Data supplied:
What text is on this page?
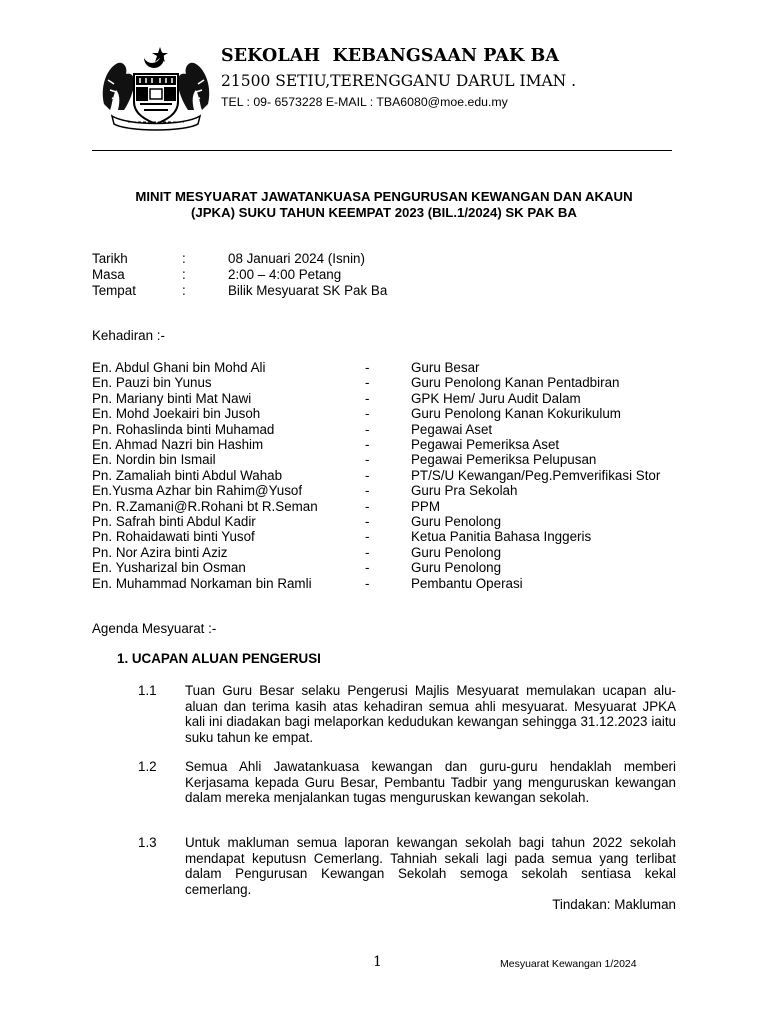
SEKOLAH  KEBANGSAAN PAK BA
21500 SETIU,TERENGGANU DARUL IMAN .
TEL : 09- 6573228 E-MAIL : TBA6080@moe.edu.my
MINIT MESYUARAT JAWATANKUASA PENGURUSAN KEWANGAN DAN AKAUN
(JPKA) SUKU TAHUN KEEMPAT 2023 (BIL.1/2024) SK PAK BA
Tarikh	:	08 Januari 2024 (Isnin)
Masa	:	2:00 – 4:00 Petang
Tempat	:	Bilik Mesyuarat SK Pak Ba
Kehadiran :-
En. Abdul Ghani bin Mohd Ali	-	Guru Besar
En. Pauzi bin Yunus	-	Guru Penolong Kanan Pentadbiran
Pn. Mariany binti Mat Nawi	-	GPK Hem/ Juru Audit Dalam
En. Mohd Joekairi bin Jusoh	-	Guru Penolong Kanan Kokurikulum
Pn. Rohaslinda binti Muhamad	-	Pegawai Aset
En. Ahmad Nazri bin Hashim	-	Pegawai Pemeriksa Aset
En. Nordin bin Ismail	-	Pegawai Pemeriksa Pelupusan
Pn. Zamaliah binti Abdul Wahab	-	PT/S/U Kewangan/Peg.Pemverifikasi Stor
En.Yusma Azhar bin Rahim@Yusof	-	Guru Pra Sekolah
Pn. R.Zamani@R.Rohani bt R.Seman	-	PPM
Pn. Safrah binti Abdul Kadir	-	Guru Penolong
Pn. Rohaidawati binti Yusof	-	Ketua Panitia Bahasa Inggeris
Pn. Nor Azira binti Aziz	-	Guru Penolong
En. Yusharizal bin Osman	-	Guru Penolong
En. Muhammad Norkaman bin Ramli	-	Pembantu Operasi
Agenda Mesyuarat :-
1. UCAPAN ALUAN PENGERUSI
1.1 Tuan Guru Besar selaku Pengerusi Majlis Mesyuarat memulakan ucapan alu-aluan dan terima kasih atas kehadiran semua ahli mesyuarat. Mesyuarat JPKA kali ini diadakan bagi melaporkan kedudukan kewangan sehingga 31.12.2023 iaitu suku tahun ke empat.
1.2 Semua Ahli Jawatankuasa kewangan dan guru-guru hendaklah memberi Kerjasama kepada Guru Besar, Pembantu Tadbir yang menguruskan kewangan dalam mereka menjalankan tugas menguruskan kewangan sekolah.
1.3 Untuk makluman semua laporan kewangan sekolah bagi tahun 2022 sekolah mendapat keputusn Cemerlang. Tahniah sekali lagi pada semua yang terlibat dalam Pengurusan Kewangan Sekolah semoga sekolah sentiasa kekal cemerlang.
Tindakan: Makluman
1	Mesyuarat Kewangan 1/2024
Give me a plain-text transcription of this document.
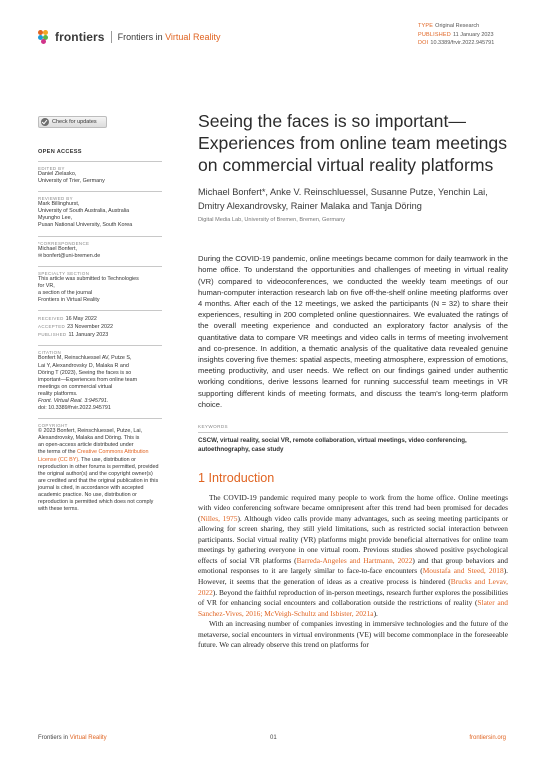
frontiers Frontiers in Virtual Reality
TYPE Original Research
PUBLISHED 11 January 2023
DOI 10.3389/frvir.2022.945791
Check for updates
OPEN ACCESS
EDITED BY
Daniel Zielasko,
University of Trier, Germany
REVIEWED BY
Mark Billinghurst,
University of South Australia, Australia
Myungho Lee,
Pusan National University, South Korea
*CORRESPONDENCE
Michael Bonfert,
✉bonfert@uni-bremen.de
SPECIALTY SECTION
This article was submitted to Technologies
for VR,
a section of the journal
Frontiers in Virtual Reality
RECEIVED 16 May 2022
ACCEPTED 23 November 2022
PUBLISHED 11 January 2023
CITATION
Bonfert M, Reinschluessel AV, Putze S,
Lai Y, Alexandrovsky D, Malaka R and
Döring T (2023), Seeing the faces is so
important—Experiences from online team
meetings on commercial virtual
reality platforms.
Front. Virtual Real. 3:945791.
doi: 10.3389/frvir.2022.945791
COPYRIGHT
© 2023 Bonfert, Reinschluessel, Putze, Lai,
Alexandrovsky, Malaka and Döring. This is
an open-access article distributed under
the terms of the Creative Commons Attribution License (CC BY). The use, distribution or reproduction in other forums is permitted, provided the original author(s) and the copyright owner(s) are credited and that the original publication in this journal is cited, in accordance with accepted academic practice. No use, distribution or reproduction is permitted which does not comply with these terms.
Seeing the faces is so important—Experiences from online team meetings on commercial virtual reality platforms
Michael Bonfert*, Anke V. Reinschluessel, Susanne Putze, Yenchin Lai, Dmitry Alexandrovsky, Rainer Malaka and Tanja Döring
Digital Media Lab, University of Bremen, Bremen, Germany
During the COVID-19 pandemic, online meetings became common for daily teamwork in the home office. To understand the opportunities and challenges of meeting in virtual reality (VR) compared to videoconferences, we conducted the weekly team meetings of our human-computer interaction research lab on five off-the-shelf online meeting platforms over 4 months. After each of the 12 meetings, we asked the participants (N = 32) to share their experiences, resulting in 200 completed online questionnaires. We evaluated the ratings of the overall meeting experience and conducted an exploratory factor analysis of the quantitative data to compare VR meetings and video calls in terms of meeting involvement and co-presence. In addition, a thematic analysis of the qualitative data revealed genuine insights covering five themes: spatial aspects, meeting atmosphere, expression of emotions, meeting productivity, and user needs. We reflect on our findings gained under authentic working conditions, derive lessons learned for running successful team meetings in VR supporting different kinds of meeting formats, and discuss the team's long-term platform choice.
KEYWORDS
CSCW, virtual reality, social VR, remote collaboration, virtual meetings, video conferencing, autoethnography, case study
1 Introduction

The COVID-19 pandemic required many people to work from the home office. Online meetings with video conferencing software became omnipresent after this trend had been promised for decades (Nilles, 1975). Although video calls provide many advantages, such as seeing meeting participants or allowing for screen sharing, they still yield limitations, such as restricted social interaction between participants. Social virtual reality (VR) platforms might provide beneficial alternatives for online team meetings by gathering everyone in one virtual room. Previous studies showed positive psychological effects of social VR platforms (Barreda-Angeles and Hartmann, 2022) and that group behaviors and emotional responses to it are largely similar to face-to-face encounters (Moustafa and Steed, 2018). However, it seems that the generation of ideas as a creative process is hindered (Brucks and Levav, 2022). Beyond the faithful reproduction of in-person meetings, research further explores the possibilities of VR for enhancing social encounters and collaboration outside the restrictions of reality (Slater and Sanchez-Vives, 2016; McVeigh-Schultz and Isbister, 2021a).

With an increasing number of companies investing in immersive technologies and the future of the metaverse, social encounters in virtual environments (VE) will become commonplace in the foreseeable future. We can already observe this trend on platforms for

Frontiers in Virtual Reality	01	frontiersin.org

Exercise task: Pull out all lines of the data with the string "Alexandrovsky".

Task answer:
Lai Y, Alexandrovsky D, Malaka R and
Alexandrovsky, Malaka and Döring. This is
Michael Bonfert*, Anke V. Reinschluessel, Susanne Putze, Yenchin Lai, Dmitry Alexandrovsky, Rainer Malaka and Tanja Döring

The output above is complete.